** Begin Material shown **

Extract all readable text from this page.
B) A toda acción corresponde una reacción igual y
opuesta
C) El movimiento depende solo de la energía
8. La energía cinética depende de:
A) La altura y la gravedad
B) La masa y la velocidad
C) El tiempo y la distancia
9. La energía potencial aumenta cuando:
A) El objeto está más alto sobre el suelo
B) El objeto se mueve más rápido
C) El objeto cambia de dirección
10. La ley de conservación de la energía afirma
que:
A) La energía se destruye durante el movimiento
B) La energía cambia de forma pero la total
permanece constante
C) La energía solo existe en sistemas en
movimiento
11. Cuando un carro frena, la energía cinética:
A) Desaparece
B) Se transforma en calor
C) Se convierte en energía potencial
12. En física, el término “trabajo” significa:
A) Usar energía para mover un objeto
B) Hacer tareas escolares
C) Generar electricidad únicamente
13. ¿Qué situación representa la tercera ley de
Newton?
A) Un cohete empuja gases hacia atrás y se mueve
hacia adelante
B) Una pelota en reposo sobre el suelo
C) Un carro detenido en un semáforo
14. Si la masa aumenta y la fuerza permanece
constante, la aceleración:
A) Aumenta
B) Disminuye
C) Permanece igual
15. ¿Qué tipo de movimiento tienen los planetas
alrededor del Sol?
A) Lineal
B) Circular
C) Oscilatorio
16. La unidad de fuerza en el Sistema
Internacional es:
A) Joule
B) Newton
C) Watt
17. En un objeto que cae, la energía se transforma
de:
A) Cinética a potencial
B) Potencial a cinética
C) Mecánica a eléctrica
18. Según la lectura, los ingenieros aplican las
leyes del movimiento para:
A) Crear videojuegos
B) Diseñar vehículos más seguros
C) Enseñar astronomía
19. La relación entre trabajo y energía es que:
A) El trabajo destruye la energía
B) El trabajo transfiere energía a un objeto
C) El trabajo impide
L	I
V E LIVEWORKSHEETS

** End Material shown **

[Set exercise] Examine the entries and report how many of their lines contain the string "movimiento", giving no more than the number.

[Solved problem] 5